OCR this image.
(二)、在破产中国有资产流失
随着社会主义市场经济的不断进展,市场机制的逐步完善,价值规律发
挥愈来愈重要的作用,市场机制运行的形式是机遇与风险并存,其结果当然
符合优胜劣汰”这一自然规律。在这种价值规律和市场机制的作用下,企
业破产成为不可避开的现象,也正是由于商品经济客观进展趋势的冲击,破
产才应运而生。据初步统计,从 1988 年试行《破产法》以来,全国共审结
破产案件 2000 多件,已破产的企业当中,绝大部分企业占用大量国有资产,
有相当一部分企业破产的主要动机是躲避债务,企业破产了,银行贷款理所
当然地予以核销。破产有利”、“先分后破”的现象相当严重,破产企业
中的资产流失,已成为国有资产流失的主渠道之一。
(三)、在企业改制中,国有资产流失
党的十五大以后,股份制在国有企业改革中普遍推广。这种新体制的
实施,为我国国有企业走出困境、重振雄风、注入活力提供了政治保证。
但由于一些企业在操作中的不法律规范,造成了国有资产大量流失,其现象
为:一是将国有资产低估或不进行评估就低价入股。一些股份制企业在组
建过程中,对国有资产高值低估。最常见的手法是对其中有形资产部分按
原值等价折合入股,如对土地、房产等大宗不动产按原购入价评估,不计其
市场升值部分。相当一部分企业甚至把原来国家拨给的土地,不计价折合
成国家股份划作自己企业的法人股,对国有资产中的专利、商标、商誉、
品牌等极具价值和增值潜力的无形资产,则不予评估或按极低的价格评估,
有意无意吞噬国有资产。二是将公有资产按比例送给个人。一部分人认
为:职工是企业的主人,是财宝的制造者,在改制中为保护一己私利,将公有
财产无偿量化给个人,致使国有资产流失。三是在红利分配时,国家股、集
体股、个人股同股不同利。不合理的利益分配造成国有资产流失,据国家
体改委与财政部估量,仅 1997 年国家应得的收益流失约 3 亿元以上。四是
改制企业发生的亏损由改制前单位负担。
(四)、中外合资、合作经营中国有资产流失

__WORK TO COMPLETE__
Return the lines above exactly, keeping every word.

__TASK RESPONSE__
OCR this image.
(二)、在破产中国有资产流失
随着社会主义市场经济的不断进展,市场机制的逐步完善,价值规律发
挥愈来愈重要的作用,市场机制运行的形式是机遇与风险并存,其结果当然
符合优胜劣汰”这一自然规律。在这种价值规律和市场机制的作用下,企
业破产成为不可避开的现象,也正是由于商品经济客观进展趋势的冲击,破
产才应运而生。据初步统计,从 1988 年试行《破产法》以来,全国共审结
破产案件 2000 多件,已破产的企业当中,绝大部分企业占用大量国有资产,
有相当一部分企业破产的主要动机是躲避债务,企业破产了,银行贷款理所
当然地予以核销。破产有利”、“先分后破”的现象相当严重,破产企业
中的资产流失,已成为国有资产流失的主渠道之一。
(三)、在企业改制中,国有资产流失
党的十五大以后,股份制在国有企业改革中普遍推广。这种新体制的
实施,为我国国有企业走出困境、重振雄风、注入活力提供了政治保证。
但由于一些企业在操作中的不法律规范,造成了国有资产大量流失,其现象
为:一是将国有资产低估或不进行评估就低价入股。一些股份制企业在组
建过程中,对国有资产高值低估。最常见的手法是对其中有形资产部分按
原值等价折合入股,如对土地、房产等大宗不动产按原购入价评估,不计其
市场升值部分。相当一部分企业甚至把原来国家拨给的土地,不计价折合
成国家股份划作自己企业的法人股,对国有资产中的专利、商标、商誉、
品牌等极具价值和增值潜力的无形资产,则不予评估或按极低的价格评估,
有意无意吞噬国有资产。二是将公有资产按比例送给个人。一部分人认
为:职工是企业的主人,是财宝的制造者,在改制中为保护一己私利,将公有
财产无偿量化给个人,致使国有资产流失。三是在红利分配时,国家股、集
体股、个人股同股不同利。不合理的利益分配造成国有资产流失,据国家
体改委与财政部估量,仅 1997 年国家应得的收益流失约 3 亿元以上。四是
改制企业发生的亏损由改制前单位负担。
(四)、中外合资、合作经营中国有资产流失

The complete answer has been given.